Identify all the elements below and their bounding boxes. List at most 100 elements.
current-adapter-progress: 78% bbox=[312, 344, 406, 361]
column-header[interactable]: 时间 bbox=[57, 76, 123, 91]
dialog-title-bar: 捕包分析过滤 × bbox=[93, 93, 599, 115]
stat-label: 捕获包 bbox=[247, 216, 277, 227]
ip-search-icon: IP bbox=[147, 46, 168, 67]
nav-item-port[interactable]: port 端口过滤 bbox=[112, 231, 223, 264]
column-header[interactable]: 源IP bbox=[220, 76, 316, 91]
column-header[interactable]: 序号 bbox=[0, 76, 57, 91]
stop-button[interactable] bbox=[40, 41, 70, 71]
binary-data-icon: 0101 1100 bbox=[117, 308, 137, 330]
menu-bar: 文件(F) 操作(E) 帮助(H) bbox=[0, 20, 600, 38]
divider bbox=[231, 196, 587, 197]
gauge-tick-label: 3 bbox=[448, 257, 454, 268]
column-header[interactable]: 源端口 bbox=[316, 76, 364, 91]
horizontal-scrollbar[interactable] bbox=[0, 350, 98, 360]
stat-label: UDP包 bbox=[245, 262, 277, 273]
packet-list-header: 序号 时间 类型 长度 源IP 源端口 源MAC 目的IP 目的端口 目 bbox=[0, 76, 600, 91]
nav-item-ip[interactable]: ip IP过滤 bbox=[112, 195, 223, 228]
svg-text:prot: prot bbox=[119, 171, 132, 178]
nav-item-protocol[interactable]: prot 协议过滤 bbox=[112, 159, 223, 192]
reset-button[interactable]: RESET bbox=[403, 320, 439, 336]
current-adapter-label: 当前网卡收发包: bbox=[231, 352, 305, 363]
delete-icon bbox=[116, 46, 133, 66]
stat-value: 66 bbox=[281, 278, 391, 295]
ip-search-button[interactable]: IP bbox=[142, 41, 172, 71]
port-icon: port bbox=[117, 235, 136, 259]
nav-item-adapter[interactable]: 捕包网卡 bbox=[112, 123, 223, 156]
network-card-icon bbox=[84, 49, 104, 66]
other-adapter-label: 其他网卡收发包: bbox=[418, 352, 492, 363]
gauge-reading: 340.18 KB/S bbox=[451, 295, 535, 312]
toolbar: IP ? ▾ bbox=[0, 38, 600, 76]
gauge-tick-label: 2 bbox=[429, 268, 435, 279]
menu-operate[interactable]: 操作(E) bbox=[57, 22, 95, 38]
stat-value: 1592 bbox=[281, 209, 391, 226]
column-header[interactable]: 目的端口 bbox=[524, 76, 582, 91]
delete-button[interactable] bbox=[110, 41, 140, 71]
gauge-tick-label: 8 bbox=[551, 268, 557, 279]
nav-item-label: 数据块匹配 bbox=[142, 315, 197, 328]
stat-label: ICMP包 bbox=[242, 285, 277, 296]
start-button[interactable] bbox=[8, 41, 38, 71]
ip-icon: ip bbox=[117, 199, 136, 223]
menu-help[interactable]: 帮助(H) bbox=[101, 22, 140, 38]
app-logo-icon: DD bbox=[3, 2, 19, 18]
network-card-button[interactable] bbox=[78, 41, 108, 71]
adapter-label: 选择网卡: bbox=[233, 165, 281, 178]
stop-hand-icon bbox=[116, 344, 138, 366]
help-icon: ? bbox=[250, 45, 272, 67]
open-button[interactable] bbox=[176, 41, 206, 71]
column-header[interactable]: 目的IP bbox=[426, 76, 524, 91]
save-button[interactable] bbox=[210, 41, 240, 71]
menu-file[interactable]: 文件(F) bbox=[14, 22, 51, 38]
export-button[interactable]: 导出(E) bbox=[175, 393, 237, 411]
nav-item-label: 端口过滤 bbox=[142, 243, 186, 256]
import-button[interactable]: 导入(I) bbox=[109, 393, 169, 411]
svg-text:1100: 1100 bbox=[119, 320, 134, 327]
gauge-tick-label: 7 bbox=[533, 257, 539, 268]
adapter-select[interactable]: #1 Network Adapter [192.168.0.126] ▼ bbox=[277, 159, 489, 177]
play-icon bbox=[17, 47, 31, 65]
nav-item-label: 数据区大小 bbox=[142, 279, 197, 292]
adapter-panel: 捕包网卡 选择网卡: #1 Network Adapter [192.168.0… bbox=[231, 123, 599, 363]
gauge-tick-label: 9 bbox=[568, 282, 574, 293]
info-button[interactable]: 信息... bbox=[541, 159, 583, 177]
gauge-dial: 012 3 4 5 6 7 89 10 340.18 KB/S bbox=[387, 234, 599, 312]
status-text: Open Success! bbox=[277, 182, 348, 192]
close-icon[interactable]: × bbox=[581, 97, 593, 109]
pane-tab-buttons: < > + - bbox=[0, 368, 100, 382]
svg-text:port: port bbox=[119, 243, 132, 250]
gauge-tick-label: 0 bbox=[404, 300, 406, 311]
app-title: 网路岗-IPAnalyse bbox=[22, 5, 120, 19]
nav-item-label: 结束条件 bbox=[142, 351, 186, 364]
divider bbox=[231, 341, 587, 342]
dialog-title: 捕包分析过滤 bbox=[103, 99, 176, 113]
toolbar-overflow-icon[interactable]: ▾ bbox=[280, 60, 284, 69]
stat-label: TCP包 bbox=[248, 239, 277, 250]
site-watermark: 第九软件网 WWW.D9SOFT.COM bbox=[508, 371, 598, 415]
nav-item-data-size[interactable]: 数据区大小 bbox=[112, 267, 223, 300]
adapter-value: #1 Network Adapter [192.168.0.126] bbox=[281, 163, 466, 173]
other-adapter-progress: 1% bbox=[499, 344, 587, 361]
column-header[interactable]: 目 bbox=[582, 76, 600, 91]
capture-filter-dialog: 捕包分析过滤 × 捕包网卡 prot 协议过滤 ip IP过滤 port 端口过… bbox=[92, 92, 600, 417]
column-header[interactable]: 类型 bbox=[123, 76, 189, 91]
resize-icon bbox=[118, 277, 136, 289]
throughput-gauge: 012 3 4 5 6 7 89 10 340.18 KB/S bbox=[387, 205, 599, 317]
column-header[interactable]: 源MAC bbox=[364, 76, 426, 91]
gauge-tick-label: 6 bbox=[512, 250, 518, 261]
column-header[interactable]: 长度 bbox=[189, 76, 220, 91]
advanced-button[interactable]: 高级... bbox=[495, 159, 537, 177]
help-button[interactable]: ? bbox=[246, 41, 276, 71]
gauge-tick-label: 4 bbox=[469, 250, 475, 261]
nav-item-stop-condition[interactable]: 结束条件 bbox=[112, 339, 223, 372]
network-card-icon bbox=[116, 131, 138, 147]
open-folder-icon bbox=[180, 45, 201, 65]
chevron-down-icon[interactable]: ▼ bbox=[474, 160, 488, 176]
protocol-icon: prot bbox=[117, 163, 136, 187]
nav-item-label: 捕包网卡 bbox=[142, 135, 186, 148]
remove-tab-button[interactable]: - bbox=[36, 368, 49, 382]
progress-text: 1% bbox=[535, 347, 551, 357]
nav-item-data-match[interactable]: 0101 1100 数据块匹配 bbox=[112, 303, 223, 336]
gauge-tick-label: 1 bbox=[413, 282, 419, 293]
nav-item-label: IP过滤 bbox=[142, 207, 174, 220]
★ ★ ★ ★ ★ ★ ★
** What the task asks **
Reproduce the lines of the entries above from the start of the entries through the line that contains "stat-label: 捕获包 bbox=[247, 216, 277, 227]", inclusive.

** Problem solution **
Identify all the elements below and their bounding boxes. List at most 100 elements.
current-adapter-progress: 78% bbox=[312, 344, 406, 361]
column-header[interactable]: 时间 bbox=[57, 76, 123, 91]
dialog-title-bar: 捕包分析过滤 × bbox=[93, 93, 599, 115]
stat-label: 捕获包 bbox=[247, 216, 277, 227]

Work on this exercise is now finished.